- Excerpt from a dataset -
>>>>
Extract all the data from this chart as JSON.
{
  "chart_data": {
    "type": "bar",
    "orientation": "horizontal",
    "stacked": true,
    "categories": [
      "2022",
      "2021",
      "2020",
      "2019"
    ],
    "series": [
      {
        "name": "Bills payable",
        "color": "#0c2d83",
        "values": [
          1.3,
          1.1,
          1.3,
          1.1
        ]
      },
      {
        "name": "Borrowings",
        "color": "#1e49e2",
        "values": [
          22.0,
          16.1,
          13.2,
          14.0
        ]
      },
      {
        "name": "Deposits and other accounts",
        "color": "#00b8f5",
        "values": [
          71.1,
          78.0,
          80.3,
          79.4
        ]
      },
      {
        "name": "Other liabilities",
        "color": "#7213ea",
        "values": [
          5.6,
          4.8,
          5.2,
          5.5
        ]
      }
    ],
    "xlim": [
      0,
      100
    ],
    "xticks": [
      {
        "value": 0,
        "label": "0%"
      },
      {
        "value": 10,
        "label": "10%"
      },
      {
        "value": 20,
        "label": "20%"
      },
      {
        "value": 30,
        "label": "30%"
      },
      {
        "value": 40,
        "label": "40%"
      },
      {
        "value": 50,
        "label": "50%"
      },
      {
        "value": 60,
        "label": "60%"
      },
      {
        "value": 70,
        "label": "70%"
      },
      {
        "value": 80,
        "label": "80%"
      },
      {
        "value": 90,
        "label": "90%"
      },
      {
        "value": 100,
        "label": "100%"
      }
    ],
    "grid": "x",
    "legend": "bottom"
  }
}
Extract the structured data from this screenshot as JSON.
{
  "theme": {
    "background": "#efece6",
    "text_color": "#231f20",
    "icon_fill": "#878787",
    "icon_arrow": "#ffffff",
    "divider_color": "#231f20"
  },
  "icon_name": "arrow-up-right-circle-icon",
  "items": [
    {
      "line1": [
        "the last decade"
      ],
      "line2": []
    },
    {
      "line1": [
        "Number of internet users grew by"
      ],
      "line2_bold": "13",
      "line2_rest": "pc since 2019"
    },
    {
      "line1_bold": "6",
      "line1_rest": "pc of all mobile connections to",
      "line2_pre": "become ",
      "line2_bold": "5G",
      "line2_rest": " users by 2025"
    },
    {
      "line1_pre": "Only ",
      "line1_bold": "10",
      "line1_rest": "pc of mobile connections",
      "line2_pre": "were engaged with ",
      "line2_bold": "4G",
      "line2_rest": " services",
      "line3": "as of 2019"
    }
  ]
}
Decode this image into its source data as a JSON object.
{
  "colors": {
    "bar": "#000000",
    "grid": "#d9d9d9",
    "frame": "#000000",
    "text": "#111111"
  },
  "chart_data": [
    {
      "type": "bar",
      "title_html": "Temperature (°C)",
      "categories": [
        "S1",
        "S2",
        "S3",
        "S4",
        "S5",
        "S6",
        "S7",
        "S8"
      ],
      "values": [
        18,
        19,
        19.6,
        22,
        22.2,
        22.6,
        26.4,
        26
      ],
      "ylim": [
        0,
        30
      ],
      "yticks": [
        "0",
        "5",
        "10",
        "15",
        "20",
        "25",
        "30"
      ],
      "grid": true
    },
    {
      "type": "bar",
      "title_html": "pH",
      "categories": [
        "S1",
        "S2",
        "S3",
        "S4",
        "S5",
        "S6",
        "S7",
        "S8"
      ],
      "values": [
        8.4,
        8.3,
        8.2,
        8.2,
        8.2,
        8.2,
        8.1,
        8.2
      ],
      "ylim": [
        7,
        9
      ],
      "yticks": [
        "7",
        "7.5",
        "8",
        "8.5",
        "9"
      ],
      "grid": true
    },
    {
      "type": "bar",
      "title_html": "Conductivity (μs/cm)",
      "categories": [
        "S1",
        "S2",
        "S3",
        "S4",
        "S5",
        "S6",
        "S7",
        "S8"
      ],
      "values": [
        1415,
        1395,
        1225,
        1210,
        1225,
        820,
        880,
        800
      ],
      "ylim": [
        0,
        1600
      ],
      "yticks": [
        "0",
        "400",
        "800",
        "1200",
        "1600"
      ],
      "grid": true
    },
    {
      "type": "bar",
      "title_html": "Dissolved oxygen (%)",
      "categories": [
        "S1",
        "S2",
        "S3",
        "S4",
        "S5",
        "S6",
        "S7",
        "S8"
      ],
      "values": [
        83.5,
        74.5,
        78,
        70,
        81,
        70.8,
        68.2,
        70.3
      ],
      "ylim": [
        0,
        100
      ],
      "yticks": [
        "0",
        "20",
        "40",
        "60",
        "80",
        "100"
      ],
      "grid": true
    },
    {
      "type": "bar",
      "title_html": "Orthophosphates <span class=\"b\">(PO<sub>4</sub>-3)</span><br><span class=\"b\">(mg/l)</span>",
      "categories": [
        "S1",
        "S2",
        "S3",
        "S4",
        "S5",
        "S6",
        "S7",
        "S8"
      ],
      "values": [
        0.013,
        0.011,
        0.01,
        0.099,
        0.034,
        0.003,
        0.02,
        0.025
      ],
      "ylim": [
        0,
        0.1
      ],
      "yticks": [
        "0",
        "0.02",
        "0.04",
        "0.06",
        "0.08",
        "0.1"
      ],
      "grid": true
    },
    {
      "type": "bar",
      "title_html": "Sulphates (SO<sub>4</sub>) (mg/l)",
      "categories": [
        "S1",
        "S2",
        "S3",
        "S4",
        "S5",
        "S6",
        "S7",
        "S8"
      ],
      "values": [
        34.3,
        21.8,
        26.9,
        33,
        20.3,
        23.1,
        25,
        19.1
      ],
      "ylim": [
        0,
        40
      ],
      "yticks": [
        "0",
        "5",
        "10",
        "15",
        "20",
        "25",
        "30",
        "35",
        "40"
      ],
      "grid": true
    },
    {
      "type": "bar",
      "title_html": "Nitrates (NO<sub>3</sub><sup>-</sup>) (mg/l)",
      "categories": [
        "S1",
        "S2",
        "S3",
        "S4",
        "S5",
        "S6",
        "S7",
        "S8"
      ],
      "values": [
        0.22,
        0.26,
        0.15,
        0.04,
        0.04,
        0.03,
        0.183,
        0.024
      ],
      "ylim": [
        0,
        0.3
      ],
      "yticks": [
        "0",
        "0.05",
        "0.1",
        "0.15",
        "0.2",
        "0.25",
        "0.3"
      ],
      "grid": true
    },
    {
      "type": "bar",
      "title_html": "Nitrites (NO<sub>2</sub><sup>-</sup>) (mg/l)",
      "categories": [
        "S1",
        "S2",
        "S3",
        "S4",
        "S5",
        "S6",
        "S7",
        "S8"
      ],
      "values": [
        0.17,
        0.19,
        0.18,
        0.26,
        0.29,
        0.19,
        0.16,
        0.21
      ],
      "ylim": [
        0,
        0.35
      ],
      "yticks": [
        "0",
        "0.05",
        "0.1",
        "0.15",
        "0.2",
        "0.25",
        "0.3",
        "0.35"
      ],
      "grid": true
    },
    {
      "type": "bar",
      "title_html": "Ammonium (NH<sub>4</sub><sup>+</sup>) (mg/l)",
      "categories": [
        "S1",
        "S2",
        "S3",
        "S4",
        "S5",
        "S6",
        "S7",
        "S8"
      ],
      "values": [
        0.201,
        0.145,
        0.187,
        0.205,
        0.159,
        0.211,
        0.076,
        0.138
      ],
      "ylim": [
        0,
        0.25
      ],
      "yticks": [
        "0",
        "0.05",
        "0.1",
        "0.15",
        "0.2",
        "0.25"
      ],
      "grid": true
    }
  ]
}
<<<<
- Instructions to follow -
Read the entries and show each line that mentions "users".

- Correct output -
        "Number of internet users grew by"
      "line2_rest": " users by 2025"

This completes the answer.